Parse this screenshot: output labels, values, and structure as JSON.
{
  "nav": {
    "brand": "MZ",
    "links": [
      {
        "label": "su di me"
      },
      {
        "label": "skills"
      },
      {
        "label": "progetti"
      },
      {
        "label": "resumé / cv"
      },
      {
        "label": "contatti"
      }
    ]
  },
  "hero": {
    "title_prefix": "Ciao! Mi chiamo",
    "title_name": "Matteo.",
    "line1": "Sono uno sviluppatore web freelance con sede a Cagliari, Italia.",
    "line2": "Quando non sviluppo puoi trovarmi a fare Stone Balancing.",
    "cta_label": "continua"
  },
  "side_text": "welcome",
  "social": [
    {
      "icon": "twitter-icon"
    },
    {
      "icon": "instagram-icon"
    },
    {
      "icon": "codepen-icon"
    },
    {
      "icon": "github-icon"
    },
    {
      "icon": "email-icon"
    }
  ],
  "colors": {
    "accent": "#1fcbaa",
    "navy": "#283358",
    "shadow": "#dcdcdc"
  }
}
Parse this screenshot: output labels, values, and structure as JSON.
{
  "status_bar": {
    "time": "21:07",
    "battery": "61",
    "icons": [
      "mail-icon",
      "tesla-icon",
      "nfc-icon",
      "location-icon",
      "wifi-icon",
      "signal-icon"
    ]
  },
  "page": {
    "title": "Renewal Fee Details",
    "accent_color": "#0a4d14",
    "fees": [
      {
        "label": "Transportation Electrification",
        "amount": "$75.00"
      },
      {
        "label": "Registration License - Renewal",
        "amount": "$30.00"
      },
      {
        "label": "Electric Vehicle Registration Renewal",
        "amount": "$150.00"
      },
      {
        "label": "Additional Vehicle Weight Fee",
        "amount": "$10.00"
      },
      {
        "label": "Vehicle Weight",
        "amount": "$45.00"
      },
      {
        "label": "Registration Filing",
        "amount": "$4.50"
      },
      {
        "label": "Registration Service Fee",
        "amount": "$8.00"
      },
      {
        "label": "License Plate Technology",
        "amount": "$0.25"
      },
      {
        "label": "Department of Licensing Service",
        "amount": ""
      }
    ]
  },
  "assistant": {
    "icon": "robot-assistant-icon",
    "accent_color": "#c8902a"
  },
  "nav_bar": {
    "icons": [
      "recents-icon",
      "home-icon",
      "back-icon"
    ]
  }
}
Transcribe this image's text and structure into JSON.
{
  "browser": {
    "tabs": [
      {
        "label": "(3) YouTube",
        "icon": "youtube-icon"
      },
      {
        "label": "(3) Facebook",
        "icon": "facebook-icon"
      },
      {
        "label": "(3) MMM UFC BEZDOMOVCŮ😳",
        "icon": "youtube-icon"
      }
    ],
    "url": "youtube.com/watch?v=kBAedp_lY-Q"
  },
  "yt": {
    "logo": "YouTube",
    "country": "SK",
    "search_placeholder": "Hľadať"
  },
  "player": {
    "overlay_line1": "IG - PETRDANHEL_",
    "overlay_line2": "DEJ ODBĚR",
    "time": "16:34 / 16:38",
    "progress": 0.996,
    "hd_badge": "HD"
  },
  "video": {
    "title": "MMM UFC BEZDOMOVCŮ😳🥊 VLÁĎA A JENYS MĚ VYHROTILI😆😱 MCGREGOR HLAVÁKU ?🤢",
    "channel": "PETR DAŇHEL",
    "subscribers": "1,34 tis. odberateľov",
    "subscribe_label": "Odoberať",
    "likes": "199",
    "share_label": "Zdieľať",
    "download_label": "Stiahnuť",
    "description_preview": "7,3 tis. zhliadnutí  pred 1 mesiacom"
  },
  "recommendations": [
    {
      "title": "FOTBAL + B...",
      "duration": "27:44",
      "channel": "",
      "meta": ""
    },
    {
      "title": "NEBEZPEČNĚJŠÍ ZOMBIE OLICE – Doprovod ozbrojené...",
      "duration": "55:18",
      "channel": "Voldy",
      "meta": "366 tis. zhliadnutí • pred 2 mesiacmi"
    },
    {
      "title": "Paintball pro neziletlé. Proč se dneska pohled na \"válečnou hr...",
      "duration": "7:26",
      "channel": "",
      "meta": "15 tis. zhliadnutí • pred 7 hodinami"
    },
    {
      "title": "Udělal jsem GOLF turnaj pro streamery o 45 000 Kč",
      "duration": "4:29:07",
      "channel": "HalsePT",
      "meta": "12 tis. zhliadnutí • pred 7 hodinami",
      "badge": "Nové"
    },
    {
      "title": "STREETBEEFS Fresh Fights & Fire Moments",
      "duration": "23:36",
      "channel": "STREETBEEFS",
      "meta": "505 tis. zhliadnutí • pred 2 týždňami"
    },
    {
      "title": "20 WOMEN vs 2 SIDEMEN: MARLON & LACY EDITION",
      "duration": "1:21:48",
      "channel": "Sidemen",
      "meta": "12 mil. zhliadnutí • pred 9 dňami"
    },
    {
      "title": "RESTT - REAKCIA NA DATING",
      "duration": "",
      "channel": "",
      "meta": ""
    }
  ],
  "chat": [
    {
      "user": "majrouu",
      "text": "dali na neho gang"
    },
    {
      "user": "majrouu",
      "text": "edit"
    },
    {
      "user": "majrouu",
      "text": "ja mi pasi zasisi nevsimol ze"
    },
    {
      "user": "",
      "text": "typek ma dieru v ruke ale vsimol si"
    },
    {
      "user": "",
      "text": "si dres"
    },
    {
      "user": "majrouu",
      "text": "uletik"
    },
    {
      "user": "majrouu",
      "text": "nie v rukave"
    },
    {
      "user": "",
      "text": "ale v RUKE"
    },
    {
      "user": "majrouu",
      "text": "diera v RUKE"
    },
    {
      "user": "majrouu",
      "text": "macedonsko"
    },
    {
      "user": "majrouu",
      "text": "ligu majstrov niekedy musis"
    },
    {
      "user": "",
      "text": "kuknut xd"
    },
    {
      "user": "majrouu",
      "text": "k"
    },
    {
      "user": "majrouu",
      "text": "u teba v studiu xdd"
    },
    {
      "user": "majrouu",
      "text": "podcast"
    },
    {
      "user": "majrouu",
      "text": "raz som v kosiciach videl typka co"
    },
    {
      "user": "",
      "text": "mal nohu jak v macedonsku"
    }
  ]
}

TASK DESCRIPTION
Reproduce the material above, every line of it, exactly.

REPLY
Parse this screenshot: output labels, values, and structure as JSON.
{
  "nav": {
    "brand": "MZ",
    "links": [
      {
        "label": "su di me"
      },
      {
        "label": "skills"
      },
      {
        "label": "progetti"
      },
      {
        "label": "resumé / cv"
      },
      {
        "label": "contatti"
      }
    ]
  },
  "hero": {
    "title_prefix": "Ciao! Mi chiamo",
    "title_name": "Matteo.",
    "line1": "Sono uno sviluppatore web freelance con sede a Cagliari, Italia.",
    "line2": "Quando non sviluppo puoi trovarmi a fare Stone Balancing.",
    "cta_label": "continua"
  },
  "side_text": "welcome",
  "social": [
    {
      "icon": "twitter-icon"
    },
    {
      "icon": "instagram-icon"
    },
    {
      "icon": "codepen-icon"
    },
    {
      "icon": "github-icon"
    },
    {
      "icon": "email-icon"
    }
  ],
  "colors": {
    "accent": "#1fcbaa",
    "navy": "#283358",
    "shadow": "#dcdcdc"
  }
}
Parse this screenshot: output labels, values, and structure as JSON.
{
  "status_bar": {
    "time": "21:07",
    "battery": "61",
    "icons": [
      "mail-icon",
      "tesla-icon",
      "nfc-icon",
      "location-icon",
      "wifi-icon",
      "signal-icon"
    ]
  },
  "page": {
    "title": "Renewal Fee Details",
    "accent_color": "#0a4d14",
    "fees": [
      {
        "label": "Transportation Electrification",
        "amount": "$75.00"
      },
      {
        "label": "Registration License - Renewal",
        "amount": "$30.00"
      },
      {
        "label": "Electric Vehicle Registration Renewal",
        "amount": "$150.00"
      },
      {
        "label": "Additional Vehicle Weight Fee",
        "amount": "$10.00"
      },
      {
        "label": "Vehicle Weight",
        "amount": "$45.00"
      },
      {
        "label": "Registration Filing",
        "amount": "$4.50"
      },
      {
        "label": "Registration Service Fee",
        "amount": "$8.00"
      },
      {
        "label": "License Plate Technology",
        "amount": "$0.25"
      },
      {
        "label": "Department of Licensing Service",
        "amount": ""
      }
    ]
  },
  "assistant": {
    "icon": "robot-assistant-icon",
    "accent_color": "#c8902a"
  },
  "nav_bar": {
    "icons": [
      "recents-icon",
      "home-icon",
      "back-icon"
    ]
  }
}
Transcribe this image's text and structure into JSON.
{
  "browser": {
    "tabs": [
      {
        "label": "(3) YouTube",
        "icon": "youtube-icon"
      },
      {
        "label": "(3) Facebook",
        "icon": "facebook-icon"
      },
      {
        "label": "(3) MMM UFC BEZDOMOVCŮ😳",
        "icon": "youtube-icon"
      }
    ],
    "url": "youtube.com/watch?v=kBAedp_lY-Q"
  },
  "yt": {
    "logo": "YouTube",
    "country": "SK",
    "search_placeholder": "Hľadať"
  },
  "player": {
    "overlay_line1": "IG - PETRDANHEL_",
    "overlay_line2": "DEJ ODBĚR",
    "time": "16:34 / 16:38",
    "progress": 0.996,
    "hd_badge": "HD"
  },
  "video": {
    "title": "MMM UFC BEZDOMOVCŮ😳🥊 VLÁĎA A JENYS MĚ VYHROTILI😆😱 MCGREGOR HLAVÁKU ?🤢",
    "channel": "PETR DAŇHEL",
    "subscribers": "1,34 tis. odberateľov",
    "subscribe_label": "Odoberať",
    "likes": "199",
    "share_label": "Zdieľať",
    "download_label": "Stiahnuť",
    "description_preview": "7,3 tis. zhliadnutí  pred 1 mesiacom"
  },
  "recommendations": [
    {
      "title": "FOTBAL + B...",
      "duration": "27:44",
      "channel": "",
      "meta": ""
    },
    {
      "title": "NEBEZPEČNĚJŠÍ ZOMBIE OLICE – Doprovod ozbrojené...",
      "duration": "55:18",
      "channel": "Voldy",
      "meta": "366 tis. zhliadnutí • pred 2 mesiacmi"
    },
    {
      "title": "Paintball pro neziletlé. Proč se dneska pohled na \"válečnou hr...",
      "duration": "7:26",
      "channel": "",
      "meta": "15 tis. zhliadnutí • pred 7 hodinami"
    },
    {
      "title": "Udělal jsem GOLF turnaj pro streamery o 45 000 Kč",
      "duration": "4:29:07",
      "channel": "HalsePT",
      "meta": "12 tis. zhliadnutí • pred 7 hodinami",
      "badge": "Nové"
    },
    {
      "title": "STREETBEEFS Fresh Fights & Fire Moments",
      "duration": "23:36",
      "channel": "STREETBEEFS",
      "meta": "505 tis. zhliadnutí • pred 2 týždňami"
    },
    {
      "title": "20 WOMEN vs 2 SIDEMEN: MARLON & LACY EDITION",
      "duration": "1:21:48",
      "channel": "Sidemen",
      "meta": "12 mil. zhliadnutí • pred 9 dňami"
    },
    {
      "title": "RESTT - REAKCIA NA DATING",
      "duration": "",
      "channel": "",
      "meta": ""
    }
  ],
  "chat": [
    {
      "user": "majrouu",
      "text": "dali na neho gang"
    },
    {
      "user": "majrouu",
      "text": "edit"
    },
    {
      "user": "majrouu",
      "text": "ja mi pasi zasisi nevsimol ze"
    },
    {
      "user": "",
      "text": "typek ma dieru v ruke ale vsimol si"
    },
    {
      "user": "",
      "text": "si dres"
    },
    {
      "user": "majrouu",
      "text": "uletik"
    },
    {
      "user": "majrouu",
      "text": "nie v rukave"
    },
    {
      "user": "",
      "text": "ale v RUKE"
    },
    {
      "user": "majrouu",
      "text": "diera v RUKE"
    },
    {
      "user": "majrouu",
      "text": "macedonsko"
    },
    {
      "user": "majrouu",
      "text": "ligu majstrov niekedy musis"
    },
    {
      "user": "",
      "text": "kuknut xd"
    },
    {
      "user": "majrouu",
      "text": "k"
    },
    {
      "user": "majrouu",
      "text": "u teba v studiu xdd"
    },
    {
      "user": "majrouu",
      "text": "podcast"
    },
    {
      "user": "majrouu",
      "text": "raz som v kosiciach videl typka co"
    },
    {
      "user": "",
      "text": "mal nohu jak v macedonsku"
    }
  ]
}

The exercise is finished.